Поставленная задача A: Что в тексте о неудавшемся романе названо самым ценным в дебютах?
Поставленная задача B: Продолжите текст о неудавшемся романе, начиная сразу после его последнего предложения.

Текст для чтения:
────

Главный недостаток моего романа состоял в том, что история Анны не выдерживала критики. Чтобы понять историю Зазы, надо начинать с ее детства, с семейного гнезда, к которому она принадлежала, с ее благоговейного почитания матери, с которым не в силах равняться никакая супружеская любовь. Любимая и с колыбели почитаемая мать может сохранять страшное влияние, даже если сожалеют об узости ее взглядов и злоупотреблении властью; осуждаемый, порицаемый муж перестает внушать уважение, а муж Анны со всей очевидностью не имел над ней физической власти, ведь я описывала нравственный конфликт. Разве противоречие между верностью Анны в отношении банального буржуа, коим я ее снабдила, и ее дружескими чувствами к мадам де Прельян, довольно все-таки неглубокими, могло до смерти истерзать ее? В это не верилось.

Ошибка моя состояла в том, что я отрывала эту драму от обстоятельств, придававших ей истинность. Из этого я извлекла, с одной стороны, теоретический смысл — конфликт между буржуазной косностью и волей к жизни, с другой стороны, просто голый факт — смерть Зазы. Это была двойная ошибка; ибо если искусство романа и требует воплощения, то для того, чтобы превзойти саму историю и ярко показать ее смысл, но не абстрактный, а нерасторжимо связанный с существованием[21].

Мой роман грешил и по многим другим пунктам. Окружавшая мадам де Прельян артистическая среда была столь же искусственной, как и она сама, а куклы, которыми я ее обременила, тащили за собой кучу мишуры. Кроме того, я была слишком неопытна, чтобы управляться с тремя персонажами сразу: я пыталась описать оживленное сборище, результат получился удручающий. Меня интересовали отношения людей между собой; я не хотела увлекаться жанром «интимного дневника», ограничиваясь рассказом о себе: к несчастью, я была неспособна освободиться от этого и очень скоро пришла к соглашательству.

Самым ценным в моих дебютах было то, как я располагала углы зрения. Женевьева представала с точки зрения Анны, что придавало немного таинственности ее простодушию; мадам де Прельян и Анна виделись глазами Женевьевы, а она чувствовала, что не очень хорошо их понимает; с помощью такой неполноты освещения читателю предлагалось угадать истину, которую ему грубо не навязывали. Беда в том, что, несмотря на столь осмотрительное представление, мои героини не отличались жизнеспособностью.

────

[Сохранённые данные]

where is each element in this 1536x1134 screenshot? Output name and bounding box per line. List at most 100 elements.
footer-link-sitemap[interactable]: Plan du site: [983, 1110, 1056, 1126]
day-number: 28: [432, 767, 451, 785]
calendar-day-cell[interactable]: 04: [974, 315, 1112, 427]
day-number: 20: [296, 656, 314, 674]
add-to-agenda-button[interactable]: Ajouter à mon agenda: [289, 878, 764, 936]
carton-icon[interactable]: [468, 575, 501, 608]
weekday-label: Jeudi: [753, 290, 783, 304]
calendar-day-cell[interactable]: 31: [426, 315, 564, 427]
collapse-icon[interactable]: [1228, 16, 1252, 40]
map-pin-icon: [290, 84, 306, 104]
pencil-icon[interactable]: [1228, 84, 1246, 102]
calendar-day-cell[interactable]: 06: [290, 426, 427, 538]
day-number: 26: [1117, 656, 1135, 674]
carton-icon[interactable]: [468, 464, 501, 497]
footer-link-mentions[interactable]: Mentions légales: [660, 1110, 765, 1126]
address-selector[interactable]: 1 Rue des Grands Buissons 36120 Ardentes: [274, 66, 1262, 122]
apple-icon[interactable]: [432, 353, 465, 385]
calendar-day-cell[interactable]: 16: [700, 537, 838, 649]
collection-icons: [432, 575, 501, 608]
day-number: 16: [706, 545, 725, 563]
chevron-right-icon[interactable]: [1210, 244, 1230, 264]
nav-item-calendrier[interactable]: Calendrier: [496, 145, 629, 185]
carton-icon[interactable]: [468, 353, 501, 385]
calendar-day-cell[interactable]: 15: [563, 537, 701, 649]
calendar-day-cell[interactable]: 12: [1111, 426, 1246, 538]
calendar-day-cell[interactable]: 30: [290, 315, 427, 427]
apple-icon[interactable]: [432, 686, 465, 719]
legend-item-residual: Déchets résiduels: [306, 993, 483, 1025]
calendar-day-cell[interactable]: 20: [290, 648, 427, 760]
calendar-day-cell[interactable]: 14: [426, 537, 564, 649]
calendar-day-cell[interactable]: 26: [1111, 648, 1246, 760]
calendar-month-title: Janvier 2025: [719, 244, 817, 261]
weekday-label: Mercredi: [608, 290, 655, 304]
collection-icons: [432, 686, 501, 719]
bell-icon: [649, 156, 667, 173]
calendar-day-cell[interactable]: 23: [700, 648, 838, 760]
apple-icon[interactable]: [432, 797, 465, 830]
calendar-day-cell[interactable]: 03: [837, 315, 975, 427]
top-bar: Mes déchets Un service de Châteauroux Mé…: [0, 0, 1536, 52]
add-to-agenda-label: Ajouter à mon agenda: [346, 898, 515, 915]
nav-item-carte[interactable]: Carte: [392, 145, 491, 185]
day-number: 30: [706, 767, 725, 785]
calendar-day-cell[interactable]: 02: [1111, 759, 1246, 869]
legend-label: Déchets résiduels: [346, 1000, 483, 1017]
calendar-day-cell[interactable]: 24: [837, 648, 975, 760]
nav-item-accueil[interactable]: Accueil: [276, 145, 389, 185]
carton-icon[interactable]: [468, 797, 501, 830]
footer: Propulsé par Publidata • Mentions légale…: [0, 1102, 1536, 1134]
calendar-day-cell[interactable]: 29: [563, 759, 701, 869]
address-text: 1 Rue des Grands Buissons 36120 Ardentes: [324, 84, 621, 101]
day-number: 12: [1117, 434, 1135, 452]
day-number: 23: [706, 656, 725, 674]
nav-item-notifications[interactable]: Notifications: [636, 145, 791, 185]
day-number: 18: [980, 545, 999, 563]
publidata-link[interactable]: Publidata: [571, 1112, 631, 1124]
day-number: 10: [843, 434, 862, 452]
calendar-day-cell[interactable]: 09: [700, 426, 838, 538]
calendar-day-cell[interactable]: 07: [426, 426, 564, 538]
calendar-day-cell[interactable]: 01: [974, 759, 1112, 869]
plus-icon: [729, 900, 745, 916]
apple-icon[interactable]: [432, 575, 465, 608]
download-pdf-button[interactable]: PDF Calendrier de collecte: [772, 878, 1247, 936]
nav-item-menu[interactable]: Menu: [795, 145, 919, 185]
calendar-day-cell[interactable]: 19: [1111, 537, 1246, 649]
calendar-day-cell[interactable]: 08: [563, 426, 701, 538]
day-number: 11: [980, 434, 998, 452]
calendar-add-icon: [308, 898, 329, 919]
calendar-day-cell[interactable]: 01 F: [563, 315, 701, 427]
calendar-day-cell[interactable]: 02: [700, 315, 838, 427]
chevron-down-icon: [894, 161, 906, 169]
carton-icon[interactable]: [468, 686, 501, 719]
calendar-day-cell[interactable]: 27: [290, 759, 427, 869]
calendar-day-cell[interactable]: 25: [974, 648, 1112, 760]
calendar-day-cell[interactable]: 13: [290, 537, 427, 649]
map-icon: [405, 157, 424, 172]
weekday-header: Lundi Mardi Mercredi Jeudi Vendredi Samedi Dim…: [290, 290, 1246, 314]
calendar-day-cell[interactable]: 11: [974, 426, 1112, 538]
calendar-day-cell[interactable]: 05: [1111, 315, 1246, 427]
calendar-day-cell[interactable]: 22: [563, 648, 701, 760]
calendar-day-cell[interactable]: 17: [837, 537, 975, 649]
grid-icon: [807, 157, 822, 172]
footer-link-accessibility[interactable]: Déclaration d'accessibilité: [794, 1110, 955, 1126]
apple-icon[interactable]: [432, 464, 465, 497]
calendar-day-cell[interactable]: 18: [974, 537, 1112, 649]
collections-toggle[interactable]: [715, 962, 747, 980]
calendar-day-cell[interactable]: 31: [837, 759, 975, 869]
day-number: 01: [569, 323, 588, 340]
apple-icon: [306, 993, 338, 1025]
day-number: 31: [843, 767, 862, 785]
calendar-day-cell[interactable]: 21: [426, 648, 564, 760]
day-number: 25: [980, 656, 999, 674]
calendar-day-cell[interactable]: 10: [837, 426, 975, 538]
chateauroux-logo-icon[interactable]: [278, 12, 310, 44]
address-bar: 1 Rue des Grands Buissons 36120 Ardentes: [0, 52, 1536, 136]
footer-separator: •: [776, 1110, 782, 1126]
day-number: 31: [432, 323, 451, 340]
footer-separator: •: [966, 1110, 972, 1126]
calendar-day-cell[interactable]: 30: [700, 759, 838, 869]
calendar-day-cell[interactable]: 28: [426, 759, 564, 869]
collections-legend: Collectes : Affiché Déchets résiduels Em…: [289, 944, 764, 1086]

────

Ответ к заданию A: Самым ценным названо то, как были расположены углы зрения.

Ответ к заданию B:
Во всяком случае, в тот год я не считала свою работу наказанием. Я садилась у окна «Синтры», смотрела на Старый порт, вдыхала его запахи и задавалась вопросом, как думают, как чувствуют, как страдают в сорок лет: я завидовала, я опасалась той женщины, которой непременно суждено поглотить меня, и торопилась запечатлеть на бумаге ее черты. Никогда не забуду осенний день, когда я прогуливалась вокруг озера Этан-де-Берр, рассказывая себе конец моей книги. В полумраке гостиной Женевьева смотрела в окно, наблюдая, как зажигаются первые фонари, а в это время в ее сердце стихала буря, и она приходила в себя; на диване валялись куклы. Представляя себе этот иллюзорный мир, я воображала, будто поднимаюсь над собой и живьем, во плоти, проникаю в мир картин и статуй, героев романа. Вместе с собой в эту сияющую даль я уносила тростники с солоноватым запахом и шепот ветра; озеро было реальным, я — тоже; но необходимость, красота творения, рождавшиеся в это мгновение, уже преображали его, и я пробуждалась к реальности. Никогда замыслы очерков или репортажей не вызывали у меня такого рода восторга; он оживал каждый раз, когда я обращалась к воображаемому.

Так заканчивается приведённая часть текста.